** start Extracted material **

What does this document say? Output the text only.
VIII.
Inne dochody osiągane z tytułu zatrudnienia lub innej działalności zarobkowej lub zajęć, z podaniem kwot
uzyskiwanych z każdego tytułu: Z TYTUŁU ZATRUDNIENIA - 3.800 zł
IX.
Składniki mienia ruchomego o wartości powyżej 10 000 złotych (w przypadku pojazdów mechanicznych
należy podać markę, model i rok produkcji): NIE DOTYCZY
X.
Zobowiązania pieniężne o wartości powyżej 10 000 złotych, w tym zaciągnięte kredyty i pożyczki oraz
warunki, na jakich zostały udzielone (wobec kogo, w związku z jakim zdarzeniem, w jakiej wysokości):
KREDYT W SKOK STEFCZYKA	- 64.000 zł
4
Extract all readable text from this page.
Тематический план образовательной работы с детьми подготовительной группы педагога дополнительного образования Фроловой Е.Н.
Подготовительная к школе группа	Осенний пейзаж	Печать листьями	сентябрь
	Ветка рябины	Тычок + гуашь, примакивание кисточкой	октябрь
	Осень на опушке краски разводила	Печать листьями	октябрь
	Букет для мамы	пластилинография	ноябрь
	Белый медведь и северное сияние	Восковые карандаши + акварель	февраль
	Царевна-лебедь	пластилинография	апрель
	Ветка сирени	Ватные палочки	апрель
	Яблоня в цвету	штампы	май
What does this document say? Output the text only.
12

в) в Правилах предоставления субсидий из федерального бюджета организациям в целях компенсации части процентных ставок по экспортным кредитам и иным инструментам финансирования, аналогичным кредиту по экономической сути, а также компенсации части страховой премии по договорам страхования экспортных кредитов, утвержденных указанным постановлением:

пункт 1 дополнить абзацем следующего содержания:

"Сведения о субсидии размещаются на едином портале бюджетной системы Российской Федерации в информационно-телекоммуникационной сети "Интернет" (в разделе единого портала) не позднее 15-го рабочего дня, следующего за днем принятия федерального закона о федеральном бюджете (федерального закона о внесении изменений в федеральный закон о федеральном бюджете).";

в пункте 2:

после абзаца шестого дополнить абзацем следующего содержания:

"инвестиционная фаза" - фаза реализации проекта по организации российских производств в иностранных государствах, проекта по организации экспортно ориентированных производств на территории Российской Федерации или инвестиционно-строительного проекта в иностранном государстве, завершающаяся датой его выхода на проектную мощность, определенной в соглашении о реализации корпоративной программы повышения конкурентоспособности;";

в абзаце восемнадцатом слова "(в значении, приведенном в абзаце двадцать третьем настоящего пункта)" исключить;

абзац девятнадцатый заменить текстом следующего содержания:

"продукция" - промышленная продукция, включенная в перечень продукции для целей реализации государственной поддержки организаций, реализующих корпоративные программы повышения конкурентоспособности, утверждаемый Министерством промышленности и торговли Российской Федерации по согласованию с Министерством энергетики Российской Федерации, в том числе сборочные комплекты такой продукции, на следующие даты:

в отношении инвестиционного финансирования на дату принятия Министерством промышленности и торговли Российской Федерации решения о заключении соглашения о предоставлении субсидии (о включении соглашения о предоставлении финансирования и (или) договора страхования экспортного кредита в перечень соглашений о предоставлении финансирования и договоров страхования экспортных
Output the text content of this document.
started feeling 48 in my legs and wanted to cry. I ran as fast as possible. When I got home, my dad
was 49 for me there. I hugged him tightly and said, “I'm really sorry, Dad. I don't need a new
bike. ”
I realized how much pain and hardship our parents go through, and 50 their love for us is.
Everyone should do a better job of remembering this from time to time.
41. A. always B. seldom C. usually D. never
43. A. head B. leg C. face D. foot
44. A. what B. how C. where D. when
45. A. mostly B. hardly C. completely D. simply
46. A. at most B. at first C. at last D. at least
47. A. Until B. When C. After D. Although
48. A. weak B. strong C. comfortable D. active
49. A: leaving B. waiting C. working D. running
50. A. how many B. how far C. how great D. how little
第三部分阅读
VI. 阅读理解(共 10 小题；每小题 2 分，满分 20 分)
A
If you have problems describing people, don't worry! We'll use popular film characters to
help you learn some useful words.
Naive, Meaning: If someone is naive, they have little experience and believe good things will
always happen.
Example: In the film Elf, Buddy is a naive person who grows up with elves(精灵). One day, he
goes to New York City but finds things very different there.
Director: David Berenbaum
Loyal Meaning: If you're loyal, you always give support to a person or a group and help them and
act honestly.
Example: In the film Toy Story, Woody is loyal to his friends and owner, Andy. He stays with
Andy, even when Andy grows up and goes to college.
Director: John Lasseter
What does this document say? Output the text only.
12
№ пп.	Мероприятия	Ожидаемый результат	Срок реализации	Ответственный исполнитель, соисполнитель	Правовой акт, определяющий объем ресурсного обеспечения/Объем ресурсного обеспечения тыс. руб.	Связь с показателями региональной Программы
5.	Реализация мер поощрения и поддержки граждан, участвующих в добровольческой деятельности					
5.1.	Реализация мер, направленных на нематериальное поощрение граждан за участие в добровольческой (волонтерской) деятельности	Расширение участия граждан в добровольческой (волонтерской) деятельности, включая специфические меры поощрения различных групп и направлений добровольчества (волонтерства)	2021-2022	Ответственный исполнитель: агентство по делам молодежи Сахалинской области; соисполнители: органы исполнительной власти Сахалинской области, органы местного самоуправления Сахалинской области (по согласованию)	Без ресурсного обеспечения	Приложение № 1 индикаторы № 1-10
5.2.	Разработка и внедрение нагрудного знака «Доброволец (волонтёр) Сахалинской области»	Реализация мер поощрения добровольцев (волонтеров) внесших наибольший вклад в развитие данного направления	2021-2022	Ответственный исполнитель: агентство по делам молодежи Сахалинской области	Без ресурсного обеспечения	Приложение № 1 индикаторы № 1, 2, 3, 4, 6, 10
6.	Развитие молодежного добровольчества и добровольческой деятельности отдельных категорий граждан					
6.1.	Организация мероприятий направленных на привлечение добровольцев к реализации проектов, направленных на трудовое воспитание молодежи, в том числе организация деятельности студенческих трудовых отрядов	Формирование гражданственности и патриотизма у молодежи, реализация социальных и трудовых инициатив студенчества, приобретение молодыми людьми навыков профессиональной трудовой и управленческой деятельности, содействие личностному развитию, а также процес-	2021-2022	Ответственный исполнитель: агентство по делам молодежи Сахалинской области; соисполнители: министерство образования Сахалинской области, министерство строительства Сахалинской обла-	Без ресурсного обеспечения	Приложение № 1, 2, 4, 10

** end Extracted material **

Search the lines for "wartości". Copy each line that has it.

→ Response
Składniki mienia ruchomego o wartości powyżej 10 000 złotych (w przypadku pojazdów mechanicznych
Zobowiązania pieniężne o wartości powyżej 10 000 złotych, w tym zaciągnięte kredyty i pożyczki oraz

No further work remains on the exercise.